### Work instructions
Wherever "title" appears in a line, list that line.

BEGIN Given entries

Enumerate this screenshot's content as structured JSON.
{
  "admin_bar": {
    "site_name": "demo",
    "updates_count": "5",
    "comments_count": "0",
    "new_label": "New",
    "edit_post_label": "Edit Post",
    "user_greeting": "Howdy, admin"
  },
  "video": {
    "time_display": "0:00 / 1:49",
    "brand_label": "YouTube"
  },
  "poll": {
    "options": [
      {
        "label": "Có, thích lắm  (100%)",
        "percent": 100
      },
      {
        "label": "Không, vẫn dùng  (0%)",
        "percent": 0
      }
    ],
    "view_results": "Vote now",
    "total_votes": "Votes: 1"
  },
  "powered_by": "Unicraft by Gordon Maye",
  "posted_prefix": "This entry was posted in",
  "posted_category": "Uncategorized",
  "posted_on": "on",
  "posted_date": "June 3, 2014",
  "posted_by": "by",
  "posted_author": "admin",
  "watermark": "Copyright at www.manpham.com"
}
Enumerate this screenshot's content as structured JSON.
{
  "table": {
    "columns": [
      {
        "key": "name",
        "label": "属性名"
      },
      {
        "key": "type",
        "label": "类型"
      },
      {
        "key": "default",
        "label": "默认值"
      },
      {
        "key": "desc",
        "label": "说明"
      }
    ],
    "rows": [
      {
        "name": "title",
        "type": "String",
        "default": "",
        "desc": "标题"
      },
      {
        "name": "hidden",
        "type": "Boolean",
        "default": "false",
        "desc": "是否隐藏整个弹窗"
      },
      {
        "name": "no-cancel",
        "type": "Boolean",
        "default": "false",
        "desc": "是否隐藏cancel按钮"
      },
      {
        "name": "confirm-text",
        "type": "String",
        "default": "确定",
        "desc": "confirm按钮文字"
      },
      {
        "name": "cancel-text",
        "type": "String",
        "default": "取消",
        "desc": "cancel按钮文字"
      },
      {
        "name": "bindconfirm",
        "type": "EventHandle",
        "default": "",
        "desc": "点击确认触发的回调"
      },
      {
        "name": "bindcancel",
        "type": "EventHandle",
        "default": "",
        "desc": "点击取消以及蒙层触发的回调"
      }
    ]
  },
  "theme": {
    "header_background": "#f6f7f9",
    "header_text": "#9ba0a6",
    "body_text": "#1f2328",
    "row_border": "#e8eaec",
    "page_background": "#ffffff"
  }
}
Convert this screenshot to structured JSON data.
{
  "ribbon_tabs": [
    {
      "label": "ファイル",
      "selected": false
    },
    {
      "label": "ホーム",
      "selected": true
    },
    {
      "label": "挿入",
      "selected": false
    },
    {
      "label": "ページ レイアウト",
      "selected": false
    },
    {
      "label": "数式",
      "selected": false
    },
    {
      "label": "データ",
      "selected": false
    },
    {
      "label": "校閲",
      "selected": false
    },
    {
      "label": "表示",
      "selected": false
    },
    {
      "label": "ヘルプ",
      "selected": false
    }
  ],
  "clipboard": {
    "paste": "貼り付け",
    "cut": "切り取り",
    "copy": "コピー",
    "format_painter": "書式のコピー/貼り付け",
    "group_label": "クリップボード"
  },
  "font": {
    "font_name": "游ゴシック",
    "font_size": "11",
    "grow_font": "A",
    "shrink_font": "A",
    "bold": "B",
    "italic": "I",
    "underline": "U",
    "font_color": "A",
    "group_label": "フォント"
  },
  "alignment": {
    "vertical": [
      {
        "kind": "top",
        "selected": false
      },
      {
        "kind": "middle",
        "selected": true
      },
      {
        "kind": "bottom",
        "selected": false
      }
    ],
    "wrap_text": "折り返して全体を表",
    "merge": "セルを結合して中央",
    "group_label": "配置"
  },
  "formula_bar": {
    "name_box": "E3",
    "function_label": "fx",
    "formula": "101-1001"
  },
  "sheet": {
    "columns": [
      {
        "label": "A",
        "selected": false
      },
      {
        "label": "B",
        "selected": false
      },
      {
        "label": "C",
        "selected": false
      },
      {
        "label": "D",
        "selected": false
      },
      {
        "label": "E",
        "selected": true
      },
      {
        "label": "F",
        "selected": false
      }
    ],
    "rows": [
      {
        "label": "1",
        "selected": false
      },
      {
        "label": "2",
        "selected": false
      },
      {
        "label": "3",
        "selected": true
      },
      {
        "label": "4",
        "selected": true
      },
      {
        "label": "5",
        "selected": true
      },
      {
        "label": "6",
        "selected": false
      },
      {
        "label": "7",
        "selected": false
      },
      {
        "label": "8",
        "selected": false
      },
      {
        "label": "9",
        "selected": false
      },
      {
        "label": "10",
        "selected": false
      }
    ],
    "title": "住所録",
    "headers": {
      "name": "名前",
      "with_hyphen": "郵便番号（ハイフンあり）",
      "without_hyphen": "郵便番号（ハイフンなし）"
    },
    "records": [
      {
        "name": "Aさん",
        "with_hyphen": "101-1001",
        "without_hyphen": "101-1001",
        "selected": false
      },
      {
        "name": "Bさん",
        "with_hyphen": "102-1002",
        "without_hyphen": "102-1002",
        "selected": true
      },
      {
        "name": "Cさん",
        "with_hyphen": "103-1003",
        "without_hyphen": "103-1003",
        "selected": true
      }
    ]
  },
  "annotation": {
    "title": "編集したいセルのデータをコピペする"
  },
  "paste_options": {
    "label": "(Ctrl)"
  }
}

END Given entries

### Output
        "name": "title",
    "title": "住所録",
    "title": "編集したいセルのデータをコピペする"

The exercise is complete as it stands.